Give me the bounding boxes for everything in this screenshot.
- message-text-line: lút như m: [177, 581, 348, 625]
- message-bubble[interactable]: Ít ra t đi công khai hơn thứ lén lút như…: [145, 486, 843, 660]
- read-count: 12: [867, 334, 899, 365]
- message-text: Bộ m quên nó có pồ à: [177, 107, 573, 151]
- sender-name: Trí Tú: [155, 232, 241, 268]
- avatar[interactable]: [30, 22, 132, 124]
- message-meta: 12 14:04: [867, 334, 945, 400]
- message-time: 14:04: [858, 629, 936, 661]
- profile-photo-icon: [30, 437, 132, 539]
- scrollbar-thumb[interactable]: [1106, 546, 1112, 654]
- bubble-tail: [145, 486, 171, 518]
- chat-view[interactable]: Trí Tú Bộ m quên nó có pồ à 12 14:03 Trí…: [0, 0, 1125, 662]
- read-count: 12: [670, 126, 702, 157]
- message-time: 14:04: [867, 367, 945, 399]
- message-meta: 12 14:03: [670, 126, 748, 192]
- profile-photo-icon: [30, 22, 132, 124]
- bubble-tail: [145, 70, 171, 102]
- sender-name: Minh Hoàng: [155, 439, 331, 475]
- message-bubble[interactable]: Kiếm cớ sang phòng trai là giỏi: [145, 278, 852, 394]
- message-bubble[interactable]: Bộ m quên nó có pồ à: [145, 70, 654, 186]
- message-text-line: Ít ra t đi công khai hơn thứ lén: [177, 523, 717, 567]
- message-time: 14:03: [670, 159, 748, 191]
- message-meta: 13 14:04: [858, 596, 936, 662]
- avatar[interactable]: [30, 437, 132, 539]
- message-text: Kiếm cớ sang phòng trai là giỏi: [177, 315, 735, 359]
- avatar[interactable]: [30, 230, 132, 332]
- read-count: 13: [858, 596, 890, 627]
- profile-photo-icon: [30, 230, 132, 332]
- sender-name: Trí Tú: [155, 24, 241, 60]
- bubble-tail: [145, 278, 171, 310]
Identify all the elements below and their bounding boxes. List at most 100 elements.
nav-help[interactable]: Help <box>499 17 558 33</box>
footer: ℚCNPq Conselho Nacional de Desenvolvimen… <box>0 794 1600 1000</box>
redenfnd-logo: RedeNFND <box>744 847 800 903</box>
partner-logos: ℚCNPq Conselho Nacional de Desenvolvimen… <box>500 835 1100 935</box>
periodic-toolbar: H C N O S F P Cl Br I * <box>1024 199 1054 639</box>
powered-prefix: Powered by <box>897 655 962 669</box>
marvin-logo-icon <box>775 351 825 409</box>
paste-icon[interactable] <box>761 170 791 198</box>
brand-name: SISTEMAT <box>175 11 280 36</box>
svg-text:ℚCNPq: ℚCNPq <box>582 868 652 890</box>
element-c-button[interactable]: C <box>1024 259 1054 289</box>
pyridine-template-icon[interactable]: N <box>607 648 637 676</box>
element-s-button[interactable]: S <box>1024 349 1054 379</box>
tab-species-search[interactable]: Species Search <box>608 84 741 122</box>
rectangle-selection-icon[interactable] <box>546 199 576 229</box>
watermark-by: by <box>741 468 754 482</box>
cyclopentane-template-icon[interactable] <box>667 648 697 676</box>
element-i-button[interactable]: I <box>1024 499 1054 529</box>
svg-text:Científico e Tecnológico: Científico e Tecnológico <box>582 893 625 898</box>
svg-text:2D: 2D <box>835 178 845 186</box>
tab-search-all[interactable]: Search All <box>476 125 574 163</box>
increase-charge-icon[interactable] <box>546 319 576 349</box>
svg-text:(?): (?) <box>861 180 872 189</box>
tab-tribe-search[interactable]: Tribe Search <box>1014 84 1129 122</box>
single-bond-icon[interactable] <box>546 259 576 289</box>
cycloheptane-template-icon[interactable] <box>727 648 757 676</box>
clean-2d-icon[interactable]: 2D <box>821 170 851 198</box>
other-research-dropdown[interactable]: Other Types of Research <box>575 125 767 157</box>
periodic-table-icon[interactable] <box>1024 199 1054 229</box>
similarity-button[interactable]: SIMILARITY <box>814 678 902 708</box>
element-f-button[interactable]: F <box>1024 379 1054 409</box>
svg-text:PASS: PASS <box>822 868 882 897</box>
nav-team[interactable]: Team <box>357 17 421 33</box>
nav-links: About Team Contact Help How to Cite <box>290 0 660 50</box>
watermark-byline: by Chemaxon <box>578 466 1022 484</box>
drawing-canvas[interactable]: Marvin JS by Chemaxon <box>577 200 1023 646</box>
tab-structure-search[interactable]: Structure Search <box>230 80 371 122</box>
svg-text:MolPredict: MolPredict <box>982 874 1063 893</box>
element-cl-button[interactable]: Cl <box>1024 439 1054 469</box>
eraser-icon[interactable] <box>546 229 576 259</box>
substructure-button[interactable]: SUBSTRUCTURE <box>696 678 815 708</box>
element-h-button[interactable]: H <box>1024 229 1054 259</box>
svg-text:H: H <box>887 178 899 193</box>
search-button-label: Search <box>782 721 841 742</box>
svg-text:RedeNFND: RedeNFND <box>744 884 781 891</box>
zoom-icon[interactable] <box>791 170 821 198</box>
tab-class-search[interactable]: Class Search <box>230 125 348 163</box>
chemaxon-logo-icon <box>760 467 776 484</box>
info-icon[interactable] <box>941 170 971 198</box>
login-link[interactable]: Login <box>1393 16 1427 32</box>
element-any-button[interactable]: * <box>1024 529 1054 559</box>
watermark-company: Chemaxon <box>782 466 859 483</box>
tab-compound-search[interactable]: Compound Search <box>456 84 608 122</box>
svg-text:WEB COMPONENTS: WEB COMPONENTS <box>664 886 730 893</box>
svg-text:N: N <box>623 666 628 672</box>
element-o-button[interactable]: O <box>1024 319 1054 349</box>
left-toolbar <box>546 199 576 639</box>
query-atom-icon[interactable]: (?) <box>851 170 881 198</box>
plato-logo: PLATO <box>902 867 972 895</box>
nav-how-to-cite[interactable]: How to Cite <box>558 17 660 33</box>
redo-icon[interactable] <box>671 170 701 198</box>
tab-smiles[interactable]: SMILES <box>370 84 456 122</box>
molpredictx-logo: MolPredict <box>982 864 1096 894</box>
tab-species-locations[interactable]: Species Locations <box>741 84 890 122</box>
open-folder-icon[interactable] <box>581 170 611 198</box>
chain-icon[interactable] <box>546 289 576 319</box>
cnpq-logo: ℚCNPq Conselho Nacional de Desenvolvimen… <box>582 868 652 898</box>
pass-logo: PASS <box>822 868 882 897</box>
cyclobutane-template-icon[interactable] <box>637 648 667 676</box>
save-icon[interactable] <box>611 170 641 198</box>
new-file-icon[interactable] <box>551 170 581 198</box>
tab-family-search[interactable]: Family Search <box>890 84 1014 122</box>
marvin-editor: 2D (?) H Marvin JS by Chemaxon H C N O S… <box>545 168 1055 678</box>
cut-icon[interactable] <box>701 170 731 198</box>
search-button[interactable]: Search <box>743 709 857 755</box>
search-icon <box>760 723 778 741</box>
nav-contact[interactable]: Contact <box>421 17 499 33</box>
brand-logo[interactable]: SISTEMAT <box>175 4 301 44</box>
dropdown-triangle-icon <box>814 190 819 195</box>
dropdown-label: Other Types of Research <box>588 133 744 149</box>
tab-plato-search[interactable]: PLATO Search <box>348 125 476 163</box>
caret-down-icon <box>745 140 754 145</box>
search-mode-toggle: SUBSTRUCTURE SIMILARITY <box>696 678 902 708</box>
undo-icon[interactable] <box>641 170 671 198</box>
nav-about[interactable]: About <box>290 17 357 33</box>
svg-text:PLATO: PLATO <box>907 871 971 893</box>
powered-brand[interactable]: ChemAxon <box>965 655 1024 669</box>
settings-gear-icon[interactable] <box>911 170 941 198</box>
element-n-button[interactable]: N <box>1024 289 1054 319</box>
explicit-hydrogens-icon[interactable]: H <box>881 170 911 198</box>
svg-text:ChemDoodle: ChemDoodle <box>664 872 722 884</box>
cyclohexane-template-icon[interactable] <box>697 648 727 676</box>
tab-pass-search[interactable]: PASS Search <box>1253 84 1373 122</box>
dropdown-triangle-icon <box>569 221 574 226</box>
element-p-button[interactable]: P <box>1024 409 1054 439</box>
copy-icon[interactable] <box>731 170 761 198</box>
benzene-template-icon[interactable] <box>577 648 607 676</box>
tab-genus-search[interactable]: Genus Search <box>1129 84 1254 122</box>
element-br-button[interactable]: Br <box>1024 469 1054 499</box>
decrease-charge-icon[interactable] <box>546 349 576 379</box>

DIRECTION: Copy out, word for word, the part of the listing that opens with its very first line and closes with the line containing "- message-meta: 12 14:04: [867, 334, 945, 400]", including both of those lines.

WRITTEN RESPONSE:
Give me the bounding boxes for everything in this screenshot.
- message-text-line: lút như m: [177, 581, 348, 625]
- message-bubble[interactable]: Ít ra t đi công khai hơn thứ lén lút như…: [145, 486, 843, 660]
- read-count: 12: [867, 334, 899, 365]
- message-text: Bộ m quên nó có pồ à: [177, 107, 573, 151]
- sender-name: Trí Tú: [155, 232, 241, 268]
- avatar[interactable]: [30, 22, 132, 124]
- message-meta: 12 14:04: [867, 334, 945, 400]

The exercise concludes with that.